EXERCISE GOAL —
Select the lines of the records containing the word "období" and list them.

DATA SHOWN —
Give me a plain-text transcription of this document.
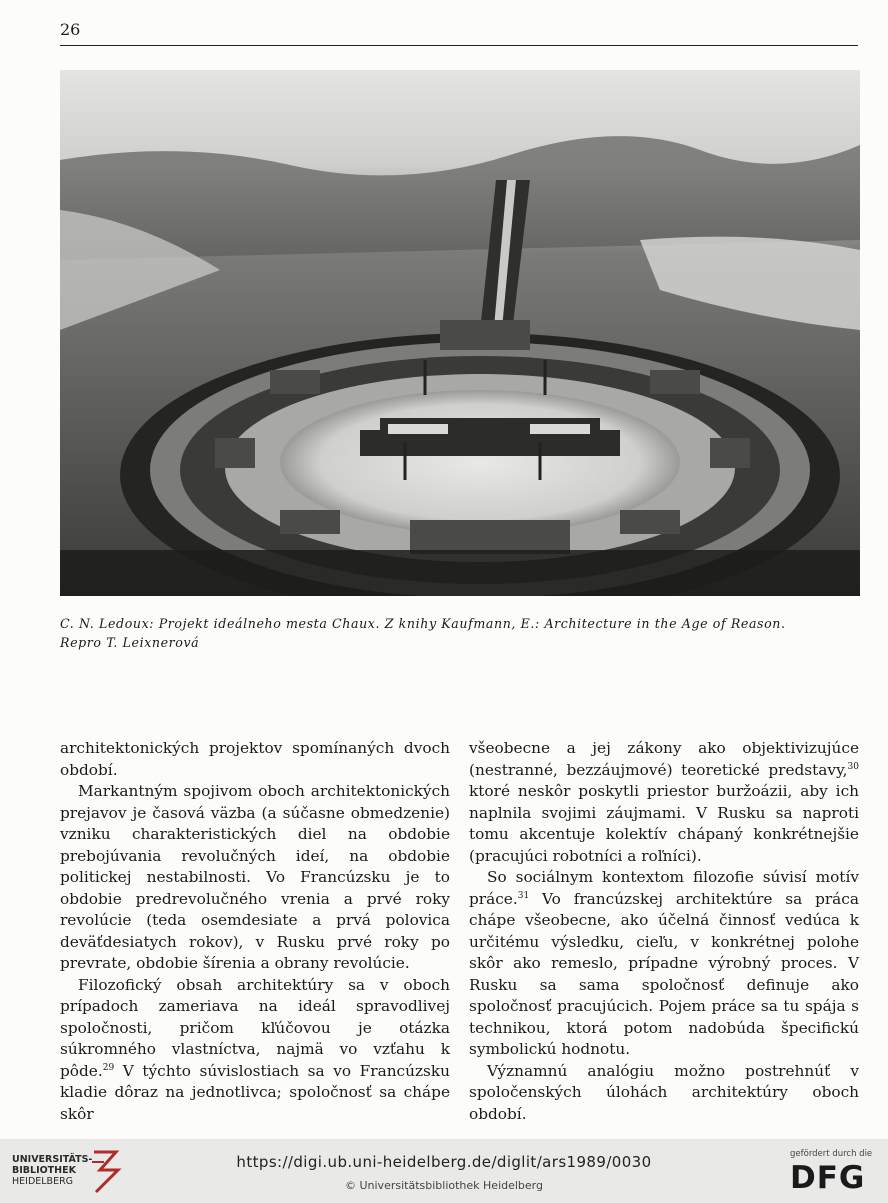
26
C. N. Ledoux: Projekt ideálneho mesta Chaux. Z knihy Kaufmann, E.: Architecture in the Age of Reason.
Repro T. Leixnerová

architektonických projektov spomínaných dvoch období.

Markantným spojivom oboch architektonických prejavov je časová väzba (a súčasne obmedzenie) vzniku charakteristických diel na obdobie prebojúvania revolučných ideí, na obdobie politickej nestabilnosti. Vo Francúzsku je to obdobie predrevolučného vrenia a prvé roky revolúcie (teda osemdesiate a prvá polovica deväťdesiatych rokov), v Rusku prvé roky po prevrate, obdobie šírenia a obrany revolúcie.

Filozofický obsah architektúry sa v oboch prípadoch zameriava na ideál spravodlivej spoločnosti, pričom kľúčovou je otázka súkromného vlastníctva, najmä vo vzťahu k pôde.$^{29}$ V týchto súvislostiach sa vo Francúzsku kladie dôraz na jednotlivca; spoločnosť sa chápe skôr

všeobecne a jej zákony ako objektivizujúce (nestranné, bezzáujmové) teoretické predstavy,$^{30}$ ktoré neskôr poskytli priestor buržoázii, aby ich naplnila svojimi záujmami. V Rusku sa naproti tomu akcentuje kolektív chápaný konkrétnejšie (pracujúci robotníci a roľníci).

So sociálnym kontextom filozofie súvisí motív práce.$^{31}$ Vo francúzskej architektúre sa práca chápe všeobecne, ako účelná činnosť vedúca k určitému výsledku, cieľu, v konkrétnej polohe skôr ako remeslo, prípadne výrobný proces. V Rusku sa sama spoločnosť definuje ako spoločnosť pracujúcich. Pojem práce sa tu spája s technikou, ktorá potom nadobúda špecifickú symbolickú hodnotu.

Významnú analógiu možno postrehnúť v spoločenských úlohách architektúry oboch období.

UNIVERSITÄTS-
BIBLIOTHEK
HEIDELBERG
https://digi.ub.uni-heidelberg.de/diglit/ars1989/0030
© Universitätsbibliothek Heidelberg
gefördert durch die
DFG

COMPLETE ANSWER —
architektonických projektov spomínaných dvoch období.
Významnú analógiu možno postrehnúť v spoločenských úlohách architektúry oboch období.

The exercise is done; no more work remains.